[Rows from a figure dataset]
________

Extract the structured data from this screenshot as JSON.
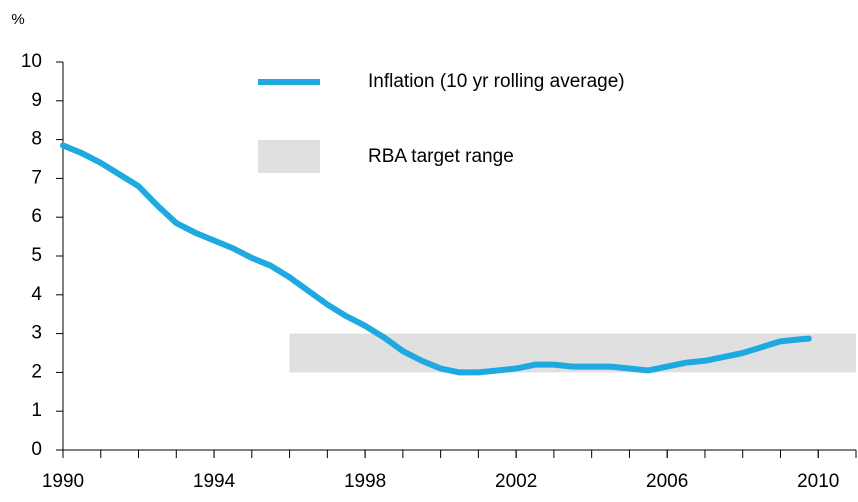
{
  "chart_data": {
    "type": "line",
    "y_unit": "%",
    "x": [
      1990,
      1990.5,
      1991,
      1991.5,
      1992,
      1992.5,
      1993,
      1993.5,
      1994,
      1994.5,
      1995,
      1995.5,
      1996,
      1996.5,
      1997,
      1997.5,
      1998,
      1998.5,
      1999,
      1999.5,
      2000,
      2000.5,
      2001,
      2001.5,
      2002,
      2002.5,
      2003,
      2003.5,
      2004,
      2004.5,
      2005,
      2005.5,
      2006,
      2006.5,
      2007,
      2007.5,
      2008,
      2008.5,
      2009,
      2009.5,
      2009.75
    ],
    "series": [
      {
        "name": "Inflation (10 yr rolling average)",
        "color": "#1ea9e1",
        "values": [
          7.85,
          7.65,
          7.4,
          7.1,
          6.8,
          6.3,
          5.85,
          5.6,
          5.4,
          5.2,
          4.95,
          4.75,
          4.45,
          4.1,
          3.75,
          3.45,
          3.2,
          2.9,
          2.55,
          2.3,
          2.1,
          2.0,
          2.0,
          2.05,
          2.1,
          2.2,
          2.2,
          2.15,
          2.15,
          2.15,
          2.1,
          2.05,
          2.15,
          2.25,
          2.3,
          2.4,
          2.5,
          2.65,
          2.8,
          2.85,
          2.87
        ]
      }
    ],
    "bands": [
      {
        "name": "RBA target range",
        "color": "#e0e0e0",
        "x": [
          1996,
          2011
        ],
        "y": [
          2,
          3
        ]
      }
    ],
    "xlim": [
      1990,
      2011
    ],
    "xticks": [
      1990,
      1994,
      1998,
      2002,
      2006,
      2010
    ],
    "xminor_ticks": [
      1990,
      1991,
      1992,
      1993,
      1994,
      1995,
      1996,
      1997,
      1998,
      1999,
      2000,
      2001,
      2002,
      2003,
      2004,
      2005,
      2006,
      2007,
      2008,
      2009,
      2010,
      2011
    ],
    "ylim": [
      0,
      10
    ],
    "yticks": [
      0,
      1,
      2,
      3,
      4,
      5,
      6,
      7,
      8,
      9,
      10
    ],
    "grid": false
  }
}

________

● Task to complete
Pictures are excluded; copy all other data exactly as shown.

● Written reply
Extract the structured data from this screenshot as JSON.
{
  "chart_data": {
    "type": "line",
    "y_unit": "%",
    "x": [
      1990,
      1990.5,
      1991,
      1991.5,
      1992,
      1992.5,
      1993,
      1993.5,
      1994,
      1994.5,
      1995,
      1995.5,
      1996,
      1996.5,
      1997,
      1997.5,
      1998,
      1998.5,
      1999,
      1999.5,
      2000,
      2000.5,
      2001,
      2001.5,
      2002,
      2002.5,
      2003,
      2003.5,
      2004,
      2004.5,
      2005,
      2005.5,
      2006,
      2006.5,
      2007,
      2007.5,
      2008,
      2008.5,
      2009,
      2009.5,
      2009.75
    ],
    "series": [
      {
        "name": "Inflation (10 yr rolling average)",
        "color": "#1ea9e1",
        "values": [
          7.85,
          7.65,
          7.4,
          7.1,
          6.8,
          6.3,
          5.85,
          5.6,
          5.4,
          5.2,
          4.95,
          4.75,
          4.45,
          4.1,
          3.75,
          3.45,
          3.2,
          2.9,
          2.55,
          2.3,
          2.1,
          2.0,
          2.0,
          2.05,
          2.1,
          2.2,
          2.2,
          2.15,
          2.15,
          2.15,
          2.1,
          2.05,
          2.15,
          2.25,
          2.3,
          2.4,
          2.5,
          2.65,
          2.8,
          2.85,
          2.87
        ]
      }
    ],
    "bands": [
      {
        "name": "RBA target range",
        "color": "#e0e0e0",
        "x": [
          1996,
          2011
        ],
        "y": [
          2,
          3
        ]
      }
    ],
    "xlim": [
      1990,
      2011
    ],
    "xticks": [
      1990,
      1994,
      1998,
      2002,
      2006,
      2010
    ],
    "xminor_ticks": [
      1990,
      1991,
      1992,
      1993,
      1994,
      1995,
      1996,
      1997,
      1998,
      1999,
      2000,
      2001,
      2002,
      2003,
      2004,
      2005,
      2006,
      2007,
      2008,
      2009,
      2010,
      2011
    ],
    "ylim": [
      0,
      10
    ],
    "yticks": [
      0,
      1,
      2,
      3,
      4,
      5,
      6,
      7,
      8,
      9,
      10
    ],
    "grid": false
  }
}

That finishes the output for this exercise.